GOAL OF THE EXERCISE: The records below are to be repeated in full, exactly as they are.

☆ ☆ ☆ ☆

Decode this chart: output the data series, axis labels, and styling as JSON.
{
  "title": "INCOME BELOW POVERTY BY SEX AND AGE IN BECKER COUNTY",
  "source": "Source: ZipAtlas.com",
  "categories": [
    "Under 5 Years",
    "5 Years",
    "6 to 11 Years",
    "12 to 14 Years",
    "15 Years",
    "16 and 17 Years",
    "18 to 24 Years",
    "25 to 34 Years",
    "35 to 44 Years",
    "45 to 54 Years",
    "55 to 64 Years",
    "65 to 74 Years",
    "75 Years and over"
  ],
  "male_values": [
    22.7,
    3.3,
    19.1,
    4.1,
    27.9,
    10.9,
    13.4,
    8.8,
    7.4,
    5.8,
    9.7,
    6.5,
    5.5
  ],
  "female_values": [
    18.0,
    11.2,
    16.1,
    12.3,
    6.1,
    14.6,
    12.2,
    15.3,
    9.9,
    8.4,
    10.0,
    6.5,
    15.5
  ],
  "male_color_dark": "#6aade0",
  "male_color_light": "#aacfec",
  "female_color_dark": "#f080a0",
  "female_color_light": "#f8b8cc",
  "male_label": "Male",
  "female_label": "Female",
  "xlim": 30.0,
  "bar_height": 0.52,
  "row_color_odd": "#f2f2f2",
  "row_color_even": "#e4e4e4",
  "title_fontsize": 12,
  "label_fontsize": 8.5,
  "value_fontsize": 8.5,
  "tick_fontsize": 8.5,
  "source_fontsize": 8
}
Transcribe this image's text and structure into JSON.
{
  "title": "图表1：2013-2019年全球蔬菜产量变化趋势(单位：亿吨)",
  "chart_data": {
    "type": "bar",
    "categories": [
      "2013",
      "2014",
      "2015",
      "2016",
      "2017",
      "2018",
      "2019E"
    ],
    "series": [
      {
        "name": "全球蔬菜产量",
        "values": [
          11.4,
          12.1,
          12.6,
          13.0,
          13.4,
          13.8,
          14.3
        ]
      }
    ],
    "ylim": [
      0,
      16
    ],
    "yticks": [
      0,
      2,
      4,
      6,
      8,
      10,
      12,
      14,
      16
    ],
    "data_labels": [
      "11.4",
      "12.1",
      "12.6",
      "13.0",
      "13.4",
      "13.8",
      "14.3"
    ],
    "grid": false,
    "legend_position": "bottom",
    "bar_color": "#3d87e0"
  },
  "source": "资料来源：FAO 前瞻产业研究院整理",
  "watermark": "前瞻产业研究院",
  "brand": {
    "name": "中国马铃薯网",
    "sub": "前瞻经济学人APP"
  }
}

☆ ☆ ☆ ☆

SOLUTION BELOW:
Decode this chart: output the data series, axis labels, and styling as JSON.
{
  "title": "INCOME BELOW POVERTY BY SEX AND AGE IN BECKER COUNTY",
  "source": "Source: ZipAtlas.com",
  "categories": [
    "Under 5 Years",
    "5 Years",
    "6 to 11 Years",
    "12 to 14 Years",
    "15 Years",
    "16 and 17 Years",
    "18 to 24 Years",
    "25 to 34 Years",
    "35 to 44 Years",
    "45 to 54 Years",
    "55 to 64 Years",
    "65 to 74 Years",
    "75 Years and over"
  ],
  "male_values": [
    22.7,
    3.3,
    19.1,
    4.1,
    27.9,
    10.9,
    13.4,
    8.8,
    7.4,
    5.8,
    9.7,
    6.5,
    5.5
  ],
  "female_values": [
    18.0,
    11.2,
    16.1,
    12.3,
    6.1,
    14.6,
    12.2,
    15.3,
    9.9,
    8.4,
    10.0,
    6.5,
    15.5
  ],
  "male_color_dark": "#6aade0",
  "male_color_light": "#aacfec",
  "female_color_dark": "#f080a0",
  "female_color_light": "#f8b8cc",
  "male_label": "Male",
  "female_label": "Female",
  "xlim": 30.0,
  "bar_height": 0.52,
  "row_color_odd": "#f2f2f2",
  "row_color_even": "#e4e4e4",
  "title_fontsize": 12,
  "label_fontsize": 8.5,
  "value_fontsize": 8.5,
  "tick_fontsize": 8.5,
  "source_fontsize": 8
}
Transcribe this image's text and structure into JSON.
{
  "title": "图表1：2013-2019年全球蔬菜产量变化趋势(单位：亿吨)",
  "chart_data": {
    "type": "bar",
    "categories": [
      "2013",
      "2014",
      "2015",
      "2016",
      "2017",
      "2018",
      "2019E"
    ],
    "series": [
      {
        "name": "全球蔬菜产量",
        "values": [
          11.4,
          12.1,
          12.6,
          13.0,
          13.4,
          13.8,
          14.3
        ]
      }
    ],
    "ylim": [
      0,
      16
    ],
    "yticks": [
      0,
      2,
      4,
      6,
      8,
      10,
      12,
      14,
      16
    ],
    "data_labels": [
      "11.4",
      "12.1",
      "12.6",
      "13.0",
      "13.4",
      "13.8",
      "14.3"
    ],
    "grid": false,
    "legend_position": "bottom",
    "bar_color": "#3d87e0"
  },
  "source": "资料来源：FAO 前瞻产业研究院整理",
  "watermark": "前瞻产业研究院",
  "brand": {
    "name": "中国马铃薯网",
    "sub": "前瞻经济学人APP"
  }
}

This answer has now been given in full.